Saved entries
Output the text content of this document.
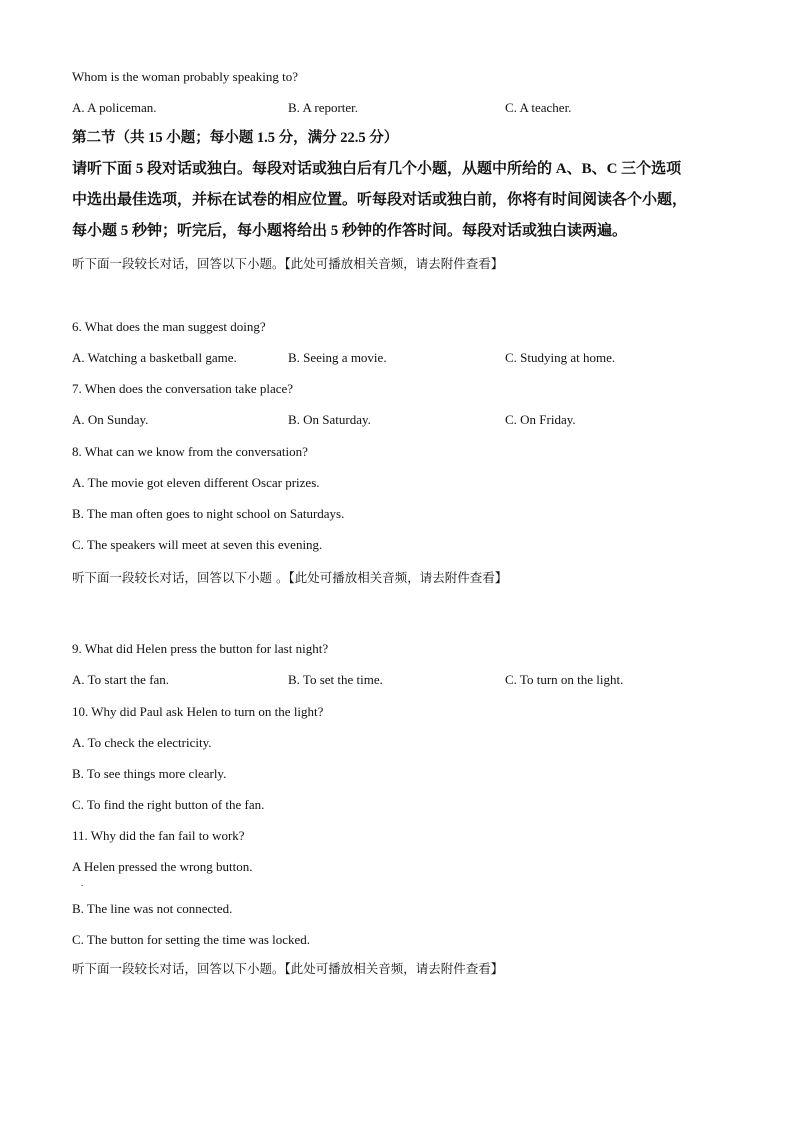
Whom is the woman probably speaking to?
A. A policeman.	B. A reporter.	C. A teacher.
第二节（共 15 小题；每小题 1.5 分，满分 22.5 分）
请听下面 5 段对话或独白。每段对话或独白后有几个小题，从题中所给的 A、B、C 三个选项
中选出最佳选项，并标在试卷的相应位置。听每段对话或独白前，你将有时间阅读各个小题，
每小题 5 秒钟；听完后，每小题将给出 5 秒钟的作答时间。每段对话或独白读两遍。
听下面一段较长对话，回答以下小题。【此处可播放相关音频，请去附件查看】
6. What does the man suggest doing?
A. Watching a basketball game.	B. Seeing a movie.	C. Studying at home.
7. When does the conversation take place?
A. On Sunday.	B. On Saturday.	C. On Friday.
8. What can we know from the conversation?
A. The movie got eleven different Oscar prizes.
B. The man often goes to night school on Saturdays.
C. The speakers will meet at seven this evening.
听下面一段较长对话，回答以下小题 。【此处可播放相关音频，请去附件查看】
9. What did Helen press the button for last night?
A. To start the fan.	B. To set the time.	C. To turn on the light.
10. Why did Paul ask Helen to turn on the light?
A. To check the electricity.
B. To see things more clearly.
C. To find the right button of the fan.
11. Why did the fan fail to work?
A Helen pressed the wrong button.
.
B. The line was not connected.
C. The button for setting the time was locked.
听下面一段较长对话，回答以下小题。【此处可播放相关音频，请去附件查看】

■ WORK INSTRUCTIONS
Find the string "button" in the listing and return every line that holds it.

■ RESULT
9. What did Helen press the button for last night?
C. To find the right button of the fan.
A Helen pressed the wrong button.
C. The button for setting the time was locked.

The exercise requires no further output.